→ **Exercise objective**:
Work out how many lines in the data hold the word "的导函数为", and reply with that number only.

→ **Dataset entries**:
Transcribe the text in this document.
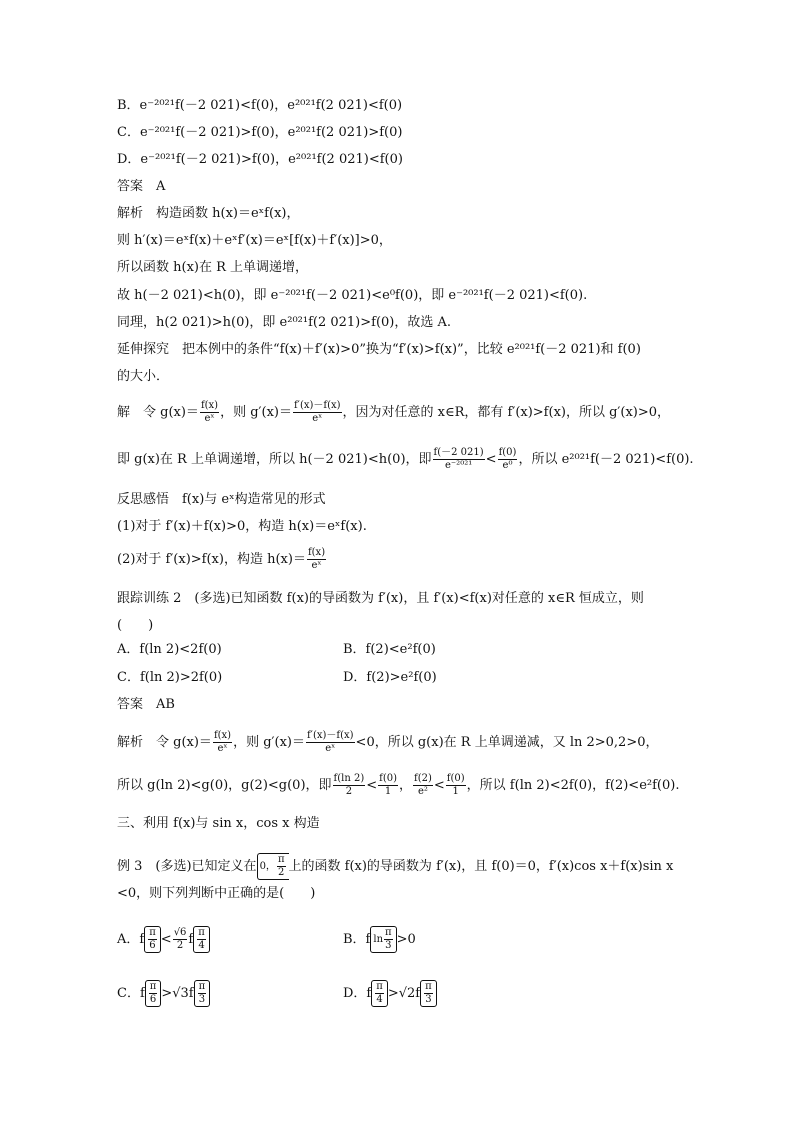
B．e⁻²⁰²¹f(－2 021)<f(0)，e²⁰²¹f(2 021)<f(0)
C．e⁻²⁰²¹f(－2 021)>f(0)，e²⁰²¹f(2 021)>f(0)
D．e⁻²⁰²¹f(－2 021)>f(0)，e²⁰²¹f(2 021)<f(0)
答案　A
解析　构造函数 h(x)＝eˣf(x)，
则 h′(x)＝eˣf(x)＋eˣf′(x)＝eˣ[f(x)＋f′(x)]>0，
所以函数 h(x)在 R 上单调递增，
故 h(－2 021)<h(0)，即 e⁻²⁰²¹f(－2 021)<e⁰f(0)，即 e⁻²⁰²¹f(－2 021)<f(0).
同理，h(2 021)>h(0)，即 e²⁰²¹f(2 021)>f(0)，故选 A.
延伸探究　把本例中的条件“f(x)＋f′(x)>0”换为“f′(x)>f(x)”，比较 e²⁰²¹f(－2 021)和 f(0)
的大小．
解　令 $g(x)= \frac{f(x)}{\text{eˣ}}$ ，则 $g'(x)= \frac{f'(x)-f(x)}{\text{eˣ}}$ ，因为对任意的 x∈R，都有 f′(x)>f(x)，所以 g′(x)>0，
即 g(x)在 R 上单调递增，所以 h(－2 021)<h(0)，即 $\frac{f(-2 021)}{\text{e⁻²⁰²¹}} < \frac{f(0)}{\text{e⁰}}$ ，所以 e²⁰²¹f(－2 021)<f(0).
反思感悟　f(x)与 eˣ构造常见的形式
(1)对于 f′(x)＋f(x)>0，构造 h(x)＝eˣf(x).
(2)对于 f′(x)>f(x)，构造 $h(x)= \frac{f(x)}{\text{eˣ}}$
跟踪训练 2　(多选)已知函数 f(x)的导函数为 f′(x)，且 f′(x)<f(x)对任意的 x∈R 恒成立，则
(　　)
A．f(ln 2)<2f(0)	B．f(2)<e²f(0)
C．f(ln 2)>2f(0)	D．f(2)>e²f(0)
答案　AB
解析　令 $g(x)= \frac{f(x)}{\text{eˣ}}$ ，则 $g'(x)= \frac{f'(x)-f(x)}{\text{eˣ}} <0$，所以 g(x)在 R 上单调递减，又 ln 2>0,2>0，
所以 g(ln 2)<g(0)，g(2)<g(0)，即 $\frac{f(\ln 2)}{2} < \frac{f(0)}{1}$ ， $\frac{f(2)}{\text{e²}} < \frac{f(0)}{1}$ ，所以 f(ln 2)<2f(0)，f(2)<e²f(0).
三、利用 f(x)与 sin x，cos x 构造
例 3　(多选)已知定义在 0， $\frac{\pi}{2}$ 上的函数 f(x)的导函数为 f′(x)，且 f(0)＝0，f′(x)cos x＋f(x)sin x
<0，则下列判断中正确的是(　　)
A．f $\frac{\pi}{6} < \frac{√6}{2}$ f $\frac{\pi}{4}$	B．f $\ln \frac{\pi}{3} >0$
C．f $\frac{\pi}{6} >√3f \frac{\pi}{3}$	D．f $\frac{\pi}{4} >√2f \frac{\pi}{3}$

→ **Answer in full**:
2